- What needs to be done
Reproduce every entry below precisely. Pictures are excluded from the copy.

===== Records supplied

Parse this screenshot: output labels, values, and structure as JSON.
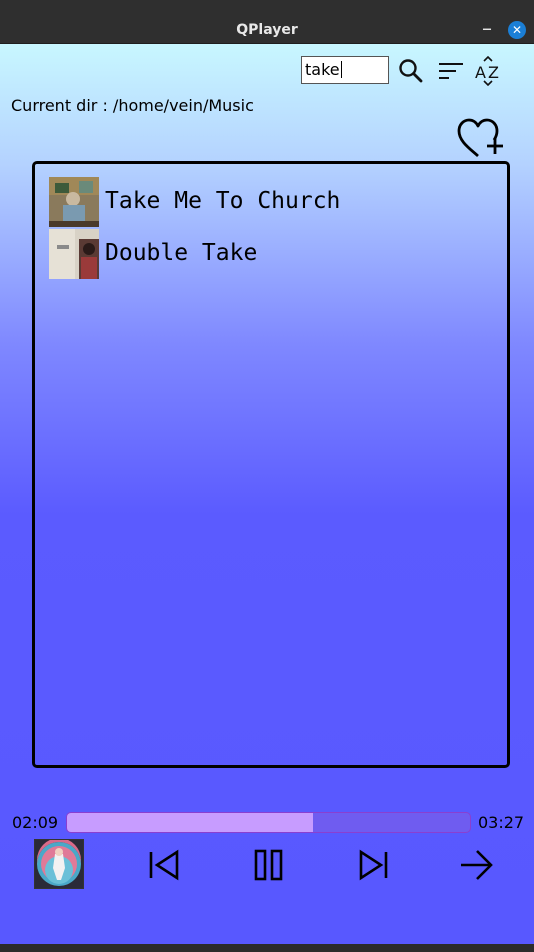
{
  "window": {
    "title": "QPlayer"
  },
  "search": {
    "value": "take"
  },
  "current_dir": {
    "text": "Current dir : /home/vein/Music"
  },
  "icons": {
    "search": "search-icon",
    "sort": "sort-icon",
    "az": "az-sort-icon",
    "favorite_add": "heart-plus-icon",
    "previous": "skip-previous-icon",
    "pause": "pause-icon",
    "next": "skip-next-icon",
    "forward": "arrow-right-icon",
    "minimize": "minimize-icon",
    "close": "close-icon"
  },
  "tracks": [
    {
      "title": "Take Me To Church"
    },
    {
      "title": "Double Take"
    }
  ],
  "player": {
    "elapsed": "02:09",
    "total": "03:27",
    "progress": 0.61
  },
  "colors": {
    "gradient_top": "#c8f7ff",
    "gradient_bottom": "#5858ff",
    "progress_fill": "#c79cff",
    "progress_track": "#6f5cf0",
    "close_button": "#1b7fd6"
  }
}
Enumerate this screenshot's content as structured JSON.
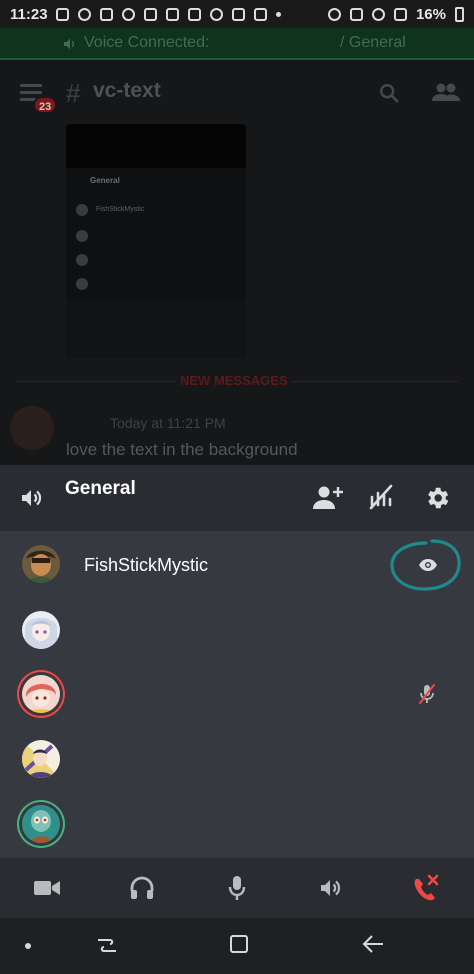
{
  "status_bar": {
    "time": "11:23",
    "battery": "16%"
  },
  "voice_banner": {
    "label": "Voice Connected:",
    "channel": "/ General"
  },
  "chat": {
    "channel_name": "vc-text",
    "unread_badge": "23",
    "screenshot_preview": {
      "channel": "General",
      "member": "FishStickMystic"
    },
    "new_messages_label": "NEW MESSAGES",
    "message_time": "Today at 11:21 PM",
    "message_text": "love the text in the background"
  },
  "voice_sheet": {
    "title": "General",
    "members": [
      {
        "name": "FishStickMystic",
        "watching": true,
        "ring": "none"
      },
      {
        "name": "",
        "ring": "none"
      },
      {
        "name": "",
        "ring": "red",
        "muted": true
      },
      {
        "name": "",
        "ring": "none"
      },
      {
        "name": "",
        "ring": "green"
      }
    ]
  },
  "colors": {
    "annotation": "#1d8a8e",
    "hangup": "#f04747",
    "sheet_bg": "#36393f",
    "header_bg": "#2a2c31"
  },
  "icons": {
    "controls": [
      "video-camera-icon",
      "headphones-icon",
      "microphone-icon",
      "speaker-icon",
      "hang-up-icon"
    ],
    "navigation": [
      "nav-dot-icon",
      "recent-apps-icon",
      "home-icon",
      "back-icon"
    ]
  }
}
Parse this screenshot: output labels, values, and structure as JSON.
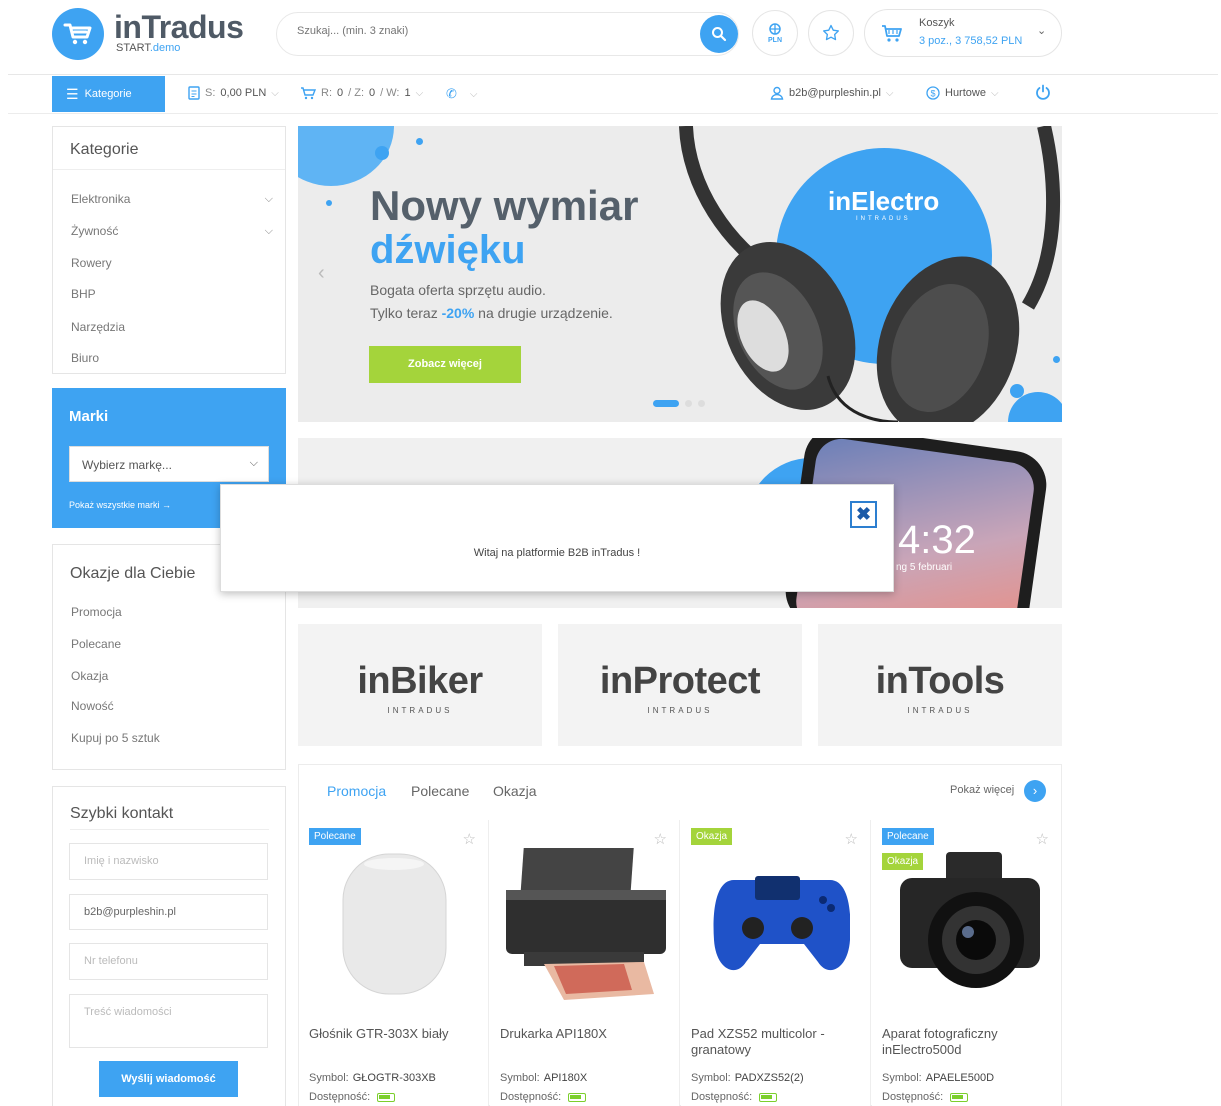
{
  "brand": {
    "name": "inTradus",
    "sub_prefix": "START",
    "sub_suffix": ".demo"
  },
  "search": {
    "placeholder": "Szukaj... (min. 3 znaki)"
  },
  "currency": {
    "label": "PLN"
  },
  "cart": {
    "title": "Koszyk",
    "summary": "3 poz., 3 758,52 PLN"
  },
  "nav": {
    "categories_label": "Kategorie",
    "balance_prefix": "S:",
    "balance_value": "0,00 PLN",
    "cart_prefix_r": "R:",
    "cart_r": "0",
    "cart_prefix_z": "/ Z:",
    "cart_z": "0",
    "cart_prefix_w": "/ W:",
    "cart_w": "1",
    "user_email": "b2b@purpleshin.pl",
    "price_type": "Hurtowe"
  },
  "sidebar": {
    "categories_title": "Kategorie",
    "categories": [
      "Elektronika",
      "Żywność",
      "Rowery",
      "BHP",
      "Narzędzia",
      "Biuro"
    ],
    "brands_title": "Marki",
    "brands_select": "Wybierz markę...",
    "brands_all": "Pokaż wszystkie marki",
    "deals_title": "Okazje dla Ciebie",
    "deals": [
      "Promocja",
      "Polecane",
      "Okazja",
      "Nowość",
      "Kupuj po 5 sztuk"
    ],
    "contact_title": "Szybki kontakt",
    "contact_name_placeholder": "Imię i nazwisko",
    "contact_email_value": "b2b@purpleshin.pl",
    "contact_phone_placeholder": "Nr telefonu",
    "contact_message_placeholder": "Treść wiadomości",
    "contact_send": "Wyślij wiadomość"
  },
  "banner": {
    "title_line1": "Nowy wymiar",
    "title_line2": "dźwięku",
    "text_line1": "Bogata oferta sprzętu audio.",
    "text_line2_pre": "Tylko teraz",
    "text_line2_hl": "-20%",
    "text_line2_post": "na drugie urządzenie.",
    "cta": "Zobacz więcej",
    "badge_name": "inElectro",
    "badge_sub": "INTRADUS"
  },
  "banner2": {
    "time": "4:32",
    "date": "ng 5 februari"
  },
  "modal": {
    "message": "Witaj na platformie B2B inTradus !"
  },
  "brand_tiles": [
    {
      "name": "inBiker",
      "sub": "INTRADUS"
    },
    {
      "name": "inProtect",
      "sub": "INTRADUS"
    },
    {
      "name": "inTools",
      "sub": "INTRADUS"
    }
  ],
  "products": {
    "tabs": [
      "Promocja",
      "Polecane",
      "Okazja"
    ],
    "more": "Pokaż więcej",
    "symbol_label": "Symbol:",
    "availability_label": "Dostępność:",
    "items": [
      {
        "name": "Głośnik GTR-303X biały",
        "symbol": "GŁOGTR-303XB",
        "badges": [
          "Polecane"
        ]
      },
      {
        "name": "Drukarka API180X",
        "symbol": "API180X",
        "badges": []
      },
      {
        "name": "Pad XZS52 multicolor - granatowy",
        "symbol": "PADXZS52(2)",
        "badges": [
          "Okazja"
        ]
      },
      {
        "name": "Aparat fotograficzny inElectro500d",
        "symbol": "APAELE500D",
        "badges": [
          "Polecane",
          "Okazja"
        ]
      }
    ]
  },
  "colors": {
    "accent": "#3ea3f2",
    "green": "#a4d43b",
    "text": "#555555"
  }
}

==========

- Written response
Parse this screenshot: output labels, values, and structure as JSON.
{
  "window": {
    "title": "QPlayer"
  },
  "search": {
    "value": "take"
  },
  "current_dir": {
    "text": "Current dir : /home/vein/Music"
  },
  "icons": {
    "search": "search-icon",
    "sort": "sort-icon",
    "az": "az-sort-icon",
    "favorite_add": "heart-plus-icon",
    "previous": "skip-previous-icon",
    "pause": "pause-icon",
    "next": "skip-next-icon",
    "forward": "arrow-right-icon",
    "minimize": "minimize-icon",
    "close": "close-icon"
  },
  "tracks": [
    {
      "title": "Take Me To Church"
    },
    {
      "title": "Double Take"
    }
  ],
  "player": {
    "elapsed": "02:09",
    "total": "03:27",
    "progress": 0.61
  },
  "colors": {
    "gradient_top": "#c8f7ff",
    "gradient_bottom": "#5858ff",
    "progress_fill": "#c79cff",
    "progress_track": "#6f5cf0",
    "close_button": "#1b7fd6"
  }
}
Enumerate this screenshot's content as structured JSON.
{
  "status_bar": {
    "time": "11:23",
    "battery": "16%"
  },
  "voice_banner": {
    "label": "Voice Connected:",
    "channel": "/ General"
  },
  "chat": {
    "channel_name": "vc-text",
    "unread_badge": "23",
    "screenshot_preview": {
      "channel": "General",
      "member": "FishStickMystic"
    },
    "new_messages_label": "NEW MESSAGES",
    "message_time": "Today at 11:21 PM",
    "message_text": "love the text in the background"
  },
  "voice_sheet": {
    "title": "General",
    "members": [
      {
        "name": "FishStickMystic",
        "watching": true,
        "ring": "none"
      },
      {
        "name": "",
        "ring": "none"
      },
      {
        "name": "",
        "ring": "red",
        "muted": true
      },
      {
        "name": "",
        "ring": "none"
      },
      {
        "name": "",
        "ring": "green"
      }
    ]
  },
  "colors": {
    "annotation": "#1d8a8e",
    "hangup": "#f04747",
    "sheet_bg": "#36393f",
    "header_bg": "#2a2c31"
  },
  "icons": {
    "controls": [
      "video-camera-icon",
      "headphones-icon",
      "microphone-icon",
      "speaker-icon",
      "hang-up-icon"
    ],
    "navigation": [
      "nav-dot-icon",
      "recent-apps-icon",
      "home-icon",
      "back-icon"
    ]
  }
}
Parse this screenshot: output labels, values, and structure as JSON.
{
  "brand": {
    "name": "inTradus",
    "sub_prefix": "START",
    "sub_suffix": ".demo"
  },
  "search": {
    "placeholder": "Szukaj... (min. 3 znaki)"
  },
  "currency": {
    "label": "PLN"
  },
  "cart": {
    "title": "Koszyk",
    "summary": "3 poz., 3 758,52 PLN"
  },
  "nav": {
    "categories_label": "Kategorie",
    "balance_prefix": "S:",
    "balance_value": "0,00 PLN",
    "cart_prefix_r": "R:",
    "cart_r": "0",
    "cart_prefix_z": "/ Z:",
    "cart_z": "0",
    "cart_prefix_w": "/ W:",
    "cart_w": "1",
    "user_email": "b2b@purpleshin.pl",
    "price_type": "Hurtowe"
  },
  "sidebar": {
    "categories_title": "Kategorie",
    "categories": [
      "Elektronika",
      "Żywność",
      "Rowery",
      "BHP",
      "Narzędzia",
      "Biuro"
    ],
    "brands_title": "Marki",
    "brands_select": "Wybierz markę...",
    "brands_all": "Pokaż wszystkie marki",
    "deals_title": "Okazje dla Ciebie",
    "deals": [
      "Promocja",
      "Polecane",
      "Okazja",
      "Nowość",
      "Kupuj po 5 sztuk"
    ],
    "contact_title": "Szybki kontakt",
    "contact_name_placeholder": "Imię i nazwisko",
    "contact_email_value": "b2b@purpleshin.pl",
    "contact_phone_placeholder": "Nr telefonu",
    "contact_message_placeholder": "Treść wiadomości",
    "contact_send": "Wyślij wiadomość"
  },
  "banner": {
    "title_line1": "Nowy wymiar",
    "title_line2": "dźwięku",
    "text_line1": "Bogata oferta sprzętu audio.",
    "text_line2_pre": "Tylko teraz",
    "text_line2_hl": "-20%",
    "text_line2_post": "na drugie urządzenie.",
    "cta": "Zobacz więcej",
    "badge_name": "inElectro",
    "badge_sub": "INTRADUS"
  },
  "banner2": {
    "time": "4:32",
    "date": "ng 5 februari"
  },
  "modal": {
    "message": "Witaj na platformie B2B inTradus !"
  },
  "brand_tiles": [
    {
      "name": "inBiker",
      "sub": "INTRADUS"
    },
    {
      "name": "inProtect",
      "sub": "INTRADUS"
    },
    {
      "name": "inTools",
      "sub": "INTRADUS"
    }
  ],
  "products": {
    "tabs": [
      "Promocja",
      "Polecane",
      "Okazja"
    ],
    "more": "Pokaż więcej",
    "symbol_label": "Symbol:",
    "availability_label": "Dostępność:",
    "items": [
      {
        "name": "Głośnik GTR-303X biały",
        "symbol": "GŁOGTR-303XB",
        "badges": [
          "Polecane"
        ]
      },
      {
        "name": "Drukarka API180X",
        "symbol": "API180X",
        "badges": []
      },
      {
        "name": "Pad XZS52 multicolor - granatowy",
        "symbol": "PADXZS52(2)",
        "badges": [
          "Okazja"
        ]
      },
      {
        "name": "Aparat fotograficzny inElectro500d",
        "symbol": "APAELE500D",
        "badges": [
          "Polecane",
          "Okazja"
        ]
      }
    ]
  },
  "colors": {
    "accent": "#3ea3f2",
    "green": "#a4d43b",
    "text": "#555555"
  }
}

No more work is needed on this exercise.